● DIRECTIVE
Go over the listing below line by line and tally those containing "Muutoksenhakuasiakirjat". Give only the tally.
[Start LISTING]
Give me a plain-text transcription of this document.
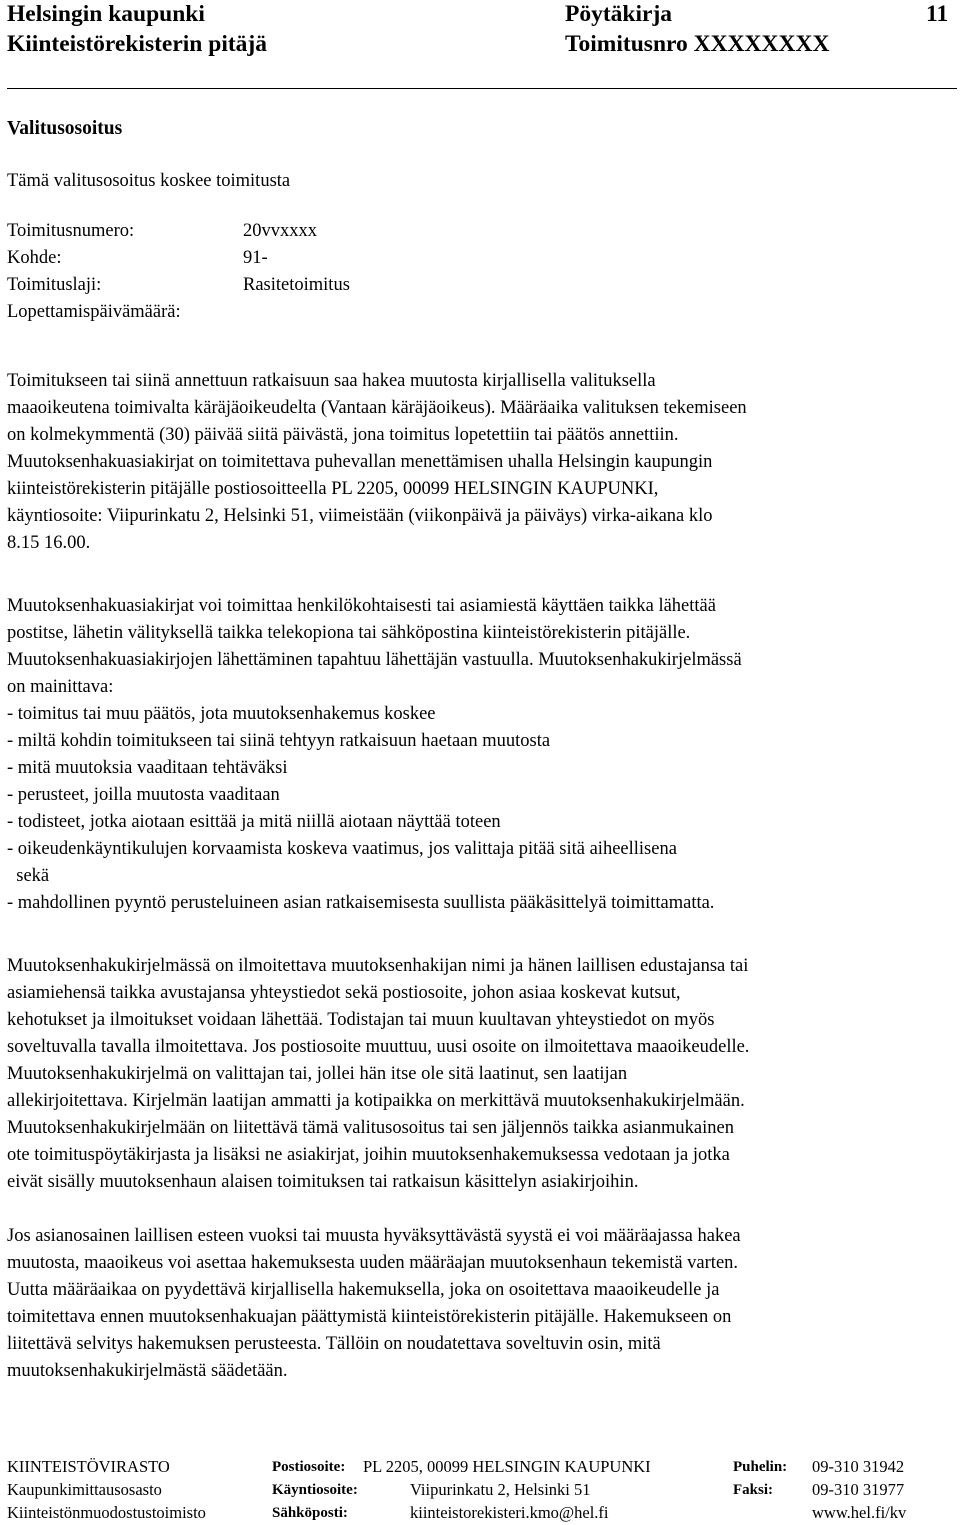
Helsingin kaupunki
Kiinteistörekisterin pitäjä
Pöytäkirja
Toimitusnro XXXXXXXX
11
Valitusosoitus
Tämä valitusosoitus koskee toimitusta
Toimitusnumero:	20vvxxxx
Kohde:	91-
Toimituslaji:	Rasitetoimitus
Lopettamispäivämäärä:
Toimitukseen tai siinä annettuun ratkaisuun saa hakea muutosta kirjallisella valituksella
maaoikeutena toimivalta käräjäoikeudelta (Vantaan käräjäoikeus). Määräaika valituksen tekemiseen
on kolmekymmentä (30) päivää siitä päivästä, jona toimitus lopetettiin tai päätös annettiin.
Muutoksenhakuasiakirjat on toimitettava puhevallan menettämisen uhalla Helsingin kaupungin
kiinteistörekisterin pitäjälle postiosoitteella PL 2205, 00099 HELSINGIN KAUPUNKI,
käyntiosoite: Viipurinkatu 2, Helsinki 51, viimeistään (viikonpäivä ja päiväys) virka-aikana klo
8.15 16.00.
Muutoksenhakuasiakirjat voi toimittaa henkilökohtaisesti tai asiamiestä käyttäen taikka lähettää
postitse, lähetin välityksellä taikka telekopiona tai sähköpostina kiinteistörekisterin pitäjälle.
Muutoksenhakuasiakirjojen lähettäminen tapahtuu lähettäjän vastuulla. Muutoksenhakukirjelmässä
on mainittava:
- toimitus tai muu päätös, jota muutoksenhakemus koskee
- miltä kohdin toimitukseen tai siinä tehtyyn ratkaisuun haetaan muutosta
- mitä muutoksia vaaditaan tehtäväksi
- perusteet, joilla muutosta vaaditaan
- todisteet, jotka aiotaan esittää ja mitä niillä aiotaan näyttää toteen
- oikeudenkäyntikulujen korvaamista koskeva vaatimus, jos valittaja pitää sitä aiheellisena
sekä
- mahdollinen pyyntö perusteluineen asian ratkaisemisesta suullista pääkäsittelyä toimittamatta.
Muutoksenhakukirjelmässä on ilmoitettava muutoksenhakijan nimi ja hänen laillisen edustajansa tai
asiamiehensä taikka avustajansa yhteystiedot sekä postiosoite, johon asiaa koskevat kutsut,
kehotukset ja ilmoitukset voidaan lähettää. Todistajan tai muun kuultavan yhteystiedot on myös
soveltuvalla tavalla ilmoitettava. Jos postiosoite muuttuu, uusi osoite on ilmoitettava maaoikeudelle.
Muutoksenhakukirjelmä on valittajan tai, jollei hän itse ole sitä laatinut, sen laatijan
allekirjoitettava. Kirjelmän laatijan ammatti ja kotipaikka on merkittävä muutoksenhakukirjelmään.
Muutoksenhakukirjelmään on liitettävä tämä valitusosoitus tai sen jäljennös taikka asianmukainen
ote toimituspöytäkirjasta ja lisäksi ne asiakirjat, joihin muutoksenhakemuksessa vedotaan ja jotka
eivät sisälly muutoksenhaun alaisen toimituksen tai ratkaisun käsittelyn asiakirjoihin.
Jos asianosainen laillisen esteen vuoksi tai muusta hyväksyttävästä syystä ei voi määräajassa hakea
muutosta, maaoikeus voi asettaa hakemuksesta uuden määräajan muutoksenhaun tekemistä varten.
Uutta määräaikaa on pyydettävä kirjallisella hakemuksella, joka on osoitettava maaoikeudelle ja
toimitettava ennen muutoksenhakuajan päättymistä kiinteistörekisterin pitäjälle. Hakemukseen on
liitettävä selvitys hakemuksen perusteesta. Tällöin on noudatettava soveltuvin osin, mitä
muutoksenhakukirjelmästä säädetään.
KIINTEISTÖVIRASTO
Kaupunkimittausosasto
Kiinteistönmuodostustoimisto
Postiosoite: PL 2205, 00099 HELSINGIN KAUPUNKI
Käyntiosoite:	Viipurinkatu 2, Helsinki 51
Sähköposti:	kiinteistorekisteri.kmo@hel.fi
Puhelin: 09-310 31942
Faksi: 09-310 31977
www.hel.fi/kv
[End LISTING]
● RIGHT ANSWER
2